[START OF Data supplied]

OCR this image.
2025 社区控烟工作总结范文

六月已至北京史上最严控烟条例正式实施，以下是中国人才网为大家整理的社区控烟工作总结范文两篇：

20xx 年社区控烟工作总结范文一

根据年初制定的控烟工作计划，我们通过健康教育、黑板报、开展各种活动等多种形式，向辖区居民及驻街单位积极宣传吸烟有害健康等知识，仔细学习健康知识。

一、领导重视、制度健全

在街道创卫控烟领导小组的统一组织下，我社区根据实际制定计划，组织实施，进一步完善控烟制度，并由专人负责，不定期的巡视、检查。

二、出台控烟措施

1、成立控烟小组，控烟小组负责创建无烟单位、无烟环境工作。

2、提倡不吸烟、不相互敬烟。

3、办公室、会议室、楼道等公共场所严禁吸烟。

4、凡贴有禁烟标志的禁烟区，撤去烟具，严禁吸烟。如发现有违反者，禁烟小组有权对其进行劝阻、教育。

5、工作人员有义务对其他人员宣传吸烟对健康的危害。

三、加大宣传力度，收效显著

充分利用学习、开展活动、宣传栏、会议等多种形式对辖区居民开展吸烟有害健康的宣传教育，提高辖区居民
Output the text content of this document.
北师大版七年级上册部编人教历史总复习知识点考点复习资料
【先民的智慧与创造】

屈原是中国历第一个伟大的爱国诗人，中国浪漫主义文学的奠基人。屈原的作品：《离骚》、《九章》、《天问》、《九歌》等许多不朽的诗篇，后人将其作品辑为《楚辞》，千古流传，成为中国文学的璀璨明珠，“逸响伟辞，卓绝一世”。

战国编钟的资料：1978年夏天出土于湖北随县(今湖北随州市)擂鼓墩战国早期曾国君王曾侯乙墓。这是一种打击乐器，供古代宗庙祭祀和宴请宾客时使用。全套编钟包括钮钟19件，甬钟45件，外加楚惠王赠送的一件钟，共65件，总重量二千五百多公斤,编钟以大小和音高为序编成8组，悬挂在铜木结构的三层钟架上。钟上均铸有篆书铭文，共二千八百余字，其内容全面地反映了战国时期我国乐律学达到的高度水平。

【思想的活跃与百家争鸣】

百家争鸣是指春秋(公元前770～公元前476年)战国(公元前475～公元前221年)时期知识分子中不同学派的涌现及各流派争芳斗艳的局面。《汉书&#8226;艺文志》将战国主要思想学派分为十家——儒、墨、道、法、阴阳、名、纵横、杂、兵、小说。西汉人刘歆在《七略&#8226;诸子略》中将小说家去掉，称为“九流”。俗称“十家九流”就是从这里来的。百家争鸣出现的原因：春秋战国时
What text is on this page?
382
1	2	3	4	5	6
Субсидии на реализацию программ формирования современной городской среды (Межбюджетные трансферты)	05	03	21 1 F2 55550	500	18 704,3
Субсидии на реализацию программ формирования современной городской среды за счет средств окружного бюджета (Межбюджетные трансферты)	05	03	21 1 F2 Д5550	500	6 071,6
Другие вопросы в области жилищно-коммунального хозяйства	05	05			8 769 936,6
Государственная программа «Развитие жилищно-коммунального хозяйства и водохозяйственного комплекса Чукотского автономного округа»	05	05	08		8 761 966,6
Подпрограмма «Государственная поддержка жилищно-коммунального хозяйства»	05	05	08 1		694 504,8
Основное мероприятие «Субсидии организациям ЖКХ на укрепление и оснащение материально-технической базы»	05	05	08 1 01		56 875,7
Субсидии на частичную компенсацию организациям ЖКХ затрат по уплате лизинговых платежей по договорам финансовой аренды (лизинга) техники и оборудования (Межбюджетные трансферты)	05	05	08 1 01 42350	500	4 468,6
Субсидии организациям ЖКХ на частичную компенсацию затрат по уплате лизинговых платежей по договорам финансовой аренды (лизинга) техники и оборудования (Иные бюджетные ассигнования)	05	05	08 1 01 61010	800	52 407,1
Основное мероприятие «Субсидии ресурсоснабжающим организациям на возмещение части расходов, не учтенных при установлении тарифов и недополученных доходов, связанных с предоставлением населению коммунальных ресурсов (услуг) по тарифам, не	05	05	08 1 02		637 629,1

[END OF Data supplied]

_Job_
Copy every record above exactly as it appears.

_Right answer_
OCR this image.
2025 社区控烟工作总结范文

六月已至北京史上最严控烟条例正式实施，以下是中国人才网为大家整理的社区控烟工作总结范文两篇：

20xx 年社区控烟工作总结范文一

根据年初制定的控烟工作计划，我们通过健康教育、黑板报、开展各种活动等多种形式，向辖区居民及驻街单位积极宣传吸烟有害健康等知识，仔细学习健康知识。

一、领导重视、制度健全

在街道创卫控烟领导小组的统一组织下，我社区根据实际制定计划，组织实施，进一步完善控烟制度，并由专人负责，不定期的巡视、检查。

二、出台控烟措施

1、成立控烟小组，控烟小组负责创建无烟单位、无烟环境工作。

2、提倡不吸烟、不相互敬烟。

3、办公室、会议室、楼道等公共场所严禁吸烟。

4、凡贴有禁烟标志的禁烟区，撤去烟具，严禁吸烟。如发现有违反者，禁烟小组有权对其进行劝阻、教育。

5、工作人员有义务对其他人员宣传吸烟对健康的危害。

三、加大宣传力度，收效显著

充分利用学习、开展活动、宣传栏、会议等多种形式对辖区居民开展吸烟有害健康的宣传教育，提高辖区居民
Output the text content of this document.
北师大版七年级上册部编人教历史总复习知识点考点复习资料
【先民的智慧与创造】

屈原是中国历第一个伟大的爱国诗人，中国浪漫主义文学的奠基人。屈原的作品：《离骚》、《九章》、《天问》、《九歌》等许多不朽的诗篇，后人将其作品辑为《楚辞》，千古流传，成为中国文学的璀璨明珠，“逸响伟辞，卓绝一世”。

战国编钟的资料：1978年夏天出土于湖北随县(今湖北随州市)擂鼓墩战国早期曾国君王曾侯乙墓。这是一种打击乐器，供古代宗庙祭祀和宴请宾客时使用。全套编钟包括钮钟19件，甬钟45件，外加楚惠王赠送的一件钟，共65件，总重量二千五百多公斤,编钟以大小和音高为序编成8组，悬挂在铜木结构的三层钟架上。钟上均铸有篆书铭文，共二千八百余字，其内容全面地反映了战国时期我国乐律学达到的高度水平。

【思想的活跃与百家争鸣】

百家争鸣是指春秋(公元前770～公元前476年)战国(公元前475～公元前221年)时期知识分子中不同学派的涌现及各流派争芳斗艳的局面。《汉书&#8226;艺文志》将战国主要思想学派分为十家——儒、墨、道、法、阴阳、名、纵横、杂、兵、小说。西汉人刘歆在《七略&#8226;诸子略》中将小说家去掉，称为“九流”。俗称“十家九流”就是从这里来的。百家争鸣出现的原因：春秋战国时
What text is on this page?
382
1	2	3	4	5	6
Субсидии на реализацию программ формирования современной городской среды (Межбюджетные трансферты)	05	03	21 1 F2 55550	500	18 704,3
Субсидии на реализацию программ формирования современной городской среды за счет средств окружного бюджета (Межбюджетные трансферты)	05	03	21 1 F2 Д5550	500	6 071,6
Другие вопросы в области жилищно-коммунального хозяйства	05	05			8 769 936,6
Государственная программа «Развитие жилищно-коммунального хозяйства и водохозяйственного комплекса Чукотского автономного округа»	05	05	08		8 761 966,6
Подпрограмма «Государственная поддержка жилищно-коммунального хозяйства»	05	05	08 1		694 504,8
Основное мероприятие «Субсидии организациям ЖКХ на укрепление и оснащение материально-технической базы»	05	05	08 1 01		56 875,7
Субсидии на частичную компенсацию организациям ЖКХ затрат по уплате лизинговых платежей по договорам финансовой аренды (лизинга) техники и оборудования (Межбюджетные трансферты)	05	05	08 1 01 42350	500	4 468,6
Субсидии организациям ЖКХ на частичную компенсацию затрат по уплате лизинговых платежей по договорам финансовой аренды (лизинга) техники и оборудования (Иные бюджетные ассигнования)	05	05	08 1 01 61010	800	52 407,1
Основное мероприятие «Субсидии ресурсоснабжающим организациям на возмещение части расходов, не учтенных при установлении тарифов и недополученных доходов, связанных с предоставлением населению коммунальных ресурсов (услуг) по тарифам, не	05	05	08 1 02		637 629,1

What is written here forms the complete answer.